For more information, all functions contain docstrings with tested examples.

Data Folders JSONisation

from jsonextended import ejson, edict, utils
path = utils.get_test_path()
ejson.jkeys(path)
['dir1', 'dir2', 'dir3']
jdict1 = ejson.to_dict(path)
edict.pprint(jdict1,depth=2)
dir1:
  dir1_1: {...}
  file1: {...}
  file2: {...}
dir2:
  file1: {...}
dir3:
edict.to_html(jdict1,depth=2)

To try the rendered JSON tree, output in the Jupyter Notebook, go to : https://chrisjsewell.github.io/

Nested Dictionary Manipulation

jdict2 = ejson.to_dict(path,['dir1','file1'])
edict.pprint(jdict2,depth=1)
initial: {...}
meta: {...}
optimised: {...}
units: {...}
filtered = edict.filter_keys(jdict2,['vol*'],use_wildcards=True)
edict.pprint(filtered)
initial:
  crystallographic:
    volume: 924.62752781
  primitive:
    volume: 462.313764
optimised:
  crystallographic:
    volume: 1063.98960509
  primitive:
    volume: 531.994803
edict.pprint(edict.flatten(filtered))
(initial, crystallographic, volume):   924.62752781
(initial, primitive, volume):          462.313764
(optimised, crystallographic, volume): 1063.98960509
(optimised, primitive, volume):        531.994803

Units Schema

from jsonextended.units import apply_unitschema, split_quantities
withunits = apply_unitschema(filtered,{'volume':'angstrom^3'})
edict.pprint(withunits)

PROBLEMS AND TASKS =>
**1)** Decide whether each statement below agrees with the jsonextended text. Answer yes or no for each one, and quote the deciding words of the text. (a) Calling ejson.jkeys on the test path returns three directory names. (b) The filter_keys call is made with use_wildcards set to False. (c) The unit schema gives volume the unit angstrom^3.
**2)** Summarize the jsonextended text in two sentences.
**3)** Duplicate the part of the jsonextended text that opens with the words containing "For more information, all" and closes with "jdict1 = ejson.to_dict(path)".

PROVIDED RECORDS =>
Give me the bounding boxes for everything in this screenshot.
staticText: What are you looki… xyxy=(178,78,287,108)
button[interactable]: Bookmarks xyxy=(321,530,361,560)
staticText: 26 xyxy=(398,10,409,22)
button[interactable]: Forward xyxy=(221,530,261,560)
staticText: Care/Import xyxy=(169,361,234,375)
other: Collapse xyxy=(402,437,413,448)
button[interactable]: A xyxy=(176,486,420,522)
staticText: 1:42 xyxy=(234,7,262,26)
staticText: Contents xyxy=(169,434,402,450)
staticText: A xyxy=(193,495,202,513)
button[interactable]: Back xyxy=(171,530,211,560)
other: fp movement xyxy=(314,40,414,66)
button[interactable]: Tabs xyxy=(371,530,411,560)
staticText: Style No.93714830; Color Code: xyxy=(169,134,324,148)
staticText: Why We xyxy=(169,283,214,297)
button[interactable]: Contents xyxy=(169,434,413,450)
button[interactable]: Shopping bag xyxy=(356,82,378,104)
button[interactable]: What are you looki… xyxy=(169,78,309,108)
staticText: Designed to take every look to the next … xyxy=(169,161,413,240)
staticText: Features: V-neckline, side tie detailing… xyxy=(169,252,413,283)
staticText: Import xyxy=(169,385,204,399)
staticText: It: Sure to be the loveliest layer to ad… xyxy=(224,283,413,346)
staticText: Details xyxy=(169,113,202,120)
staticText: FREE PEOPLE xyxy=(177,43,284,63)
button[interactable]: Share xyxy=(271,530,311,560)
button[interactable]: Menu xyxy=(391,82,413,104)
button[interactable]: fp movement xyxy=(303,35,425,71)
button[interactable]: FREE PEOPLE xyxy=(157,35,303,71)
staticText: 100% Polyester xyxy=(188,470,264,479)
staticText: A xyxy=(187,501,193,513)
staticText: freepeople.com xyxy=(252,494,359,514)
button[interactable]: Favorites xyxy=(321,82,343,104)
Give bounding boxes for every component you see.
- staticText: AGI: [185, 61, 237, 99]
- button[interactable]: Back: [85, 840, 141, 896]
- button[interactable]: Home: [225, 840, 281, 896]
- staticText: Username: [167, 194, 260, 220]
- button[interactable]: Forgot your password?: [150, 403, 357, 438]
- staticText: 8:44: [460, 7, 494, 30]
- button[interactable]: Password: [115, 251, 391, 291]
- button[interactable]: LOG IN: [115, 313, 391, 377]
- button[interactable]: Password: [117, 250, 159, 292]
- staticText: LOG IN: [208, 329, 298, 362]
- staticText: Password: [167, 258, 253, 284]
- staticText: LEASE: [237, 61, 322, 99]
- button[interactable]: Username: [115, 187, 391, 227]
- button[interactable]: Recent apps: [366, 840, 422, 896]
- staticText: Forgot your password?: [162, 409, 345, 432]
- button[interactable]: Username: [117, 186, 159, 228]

EXPECTED RESULTS =>
**1)**
(a) Yes: "['dir1', 'dir2', 'dir3']"
(b) No: "use_wildcards=True"
(c) Yes: "{'volume':'angstrom^3'}"

**2)** The jsonextended text shows ejson reading a test folder of directories and files into a nested dictionary, which edict can print to a chosen depth or render as HTML. It then filters one file's dictionary for volume keys using wildcards, flattens the result so that each value is keyed by its path, and applies a unit schema that sets volume in angstrom^3.

**3)**
For more information, all functions contain docstrings with tested examples.

Data Folders JSONisation

from jsonextended import ejson, edict, utils
path = utils.get_test_path()
ejson.jkeys(path)
['dir1', 'dir2', 'dir3']
jdict1 = ejson.to_dict(path)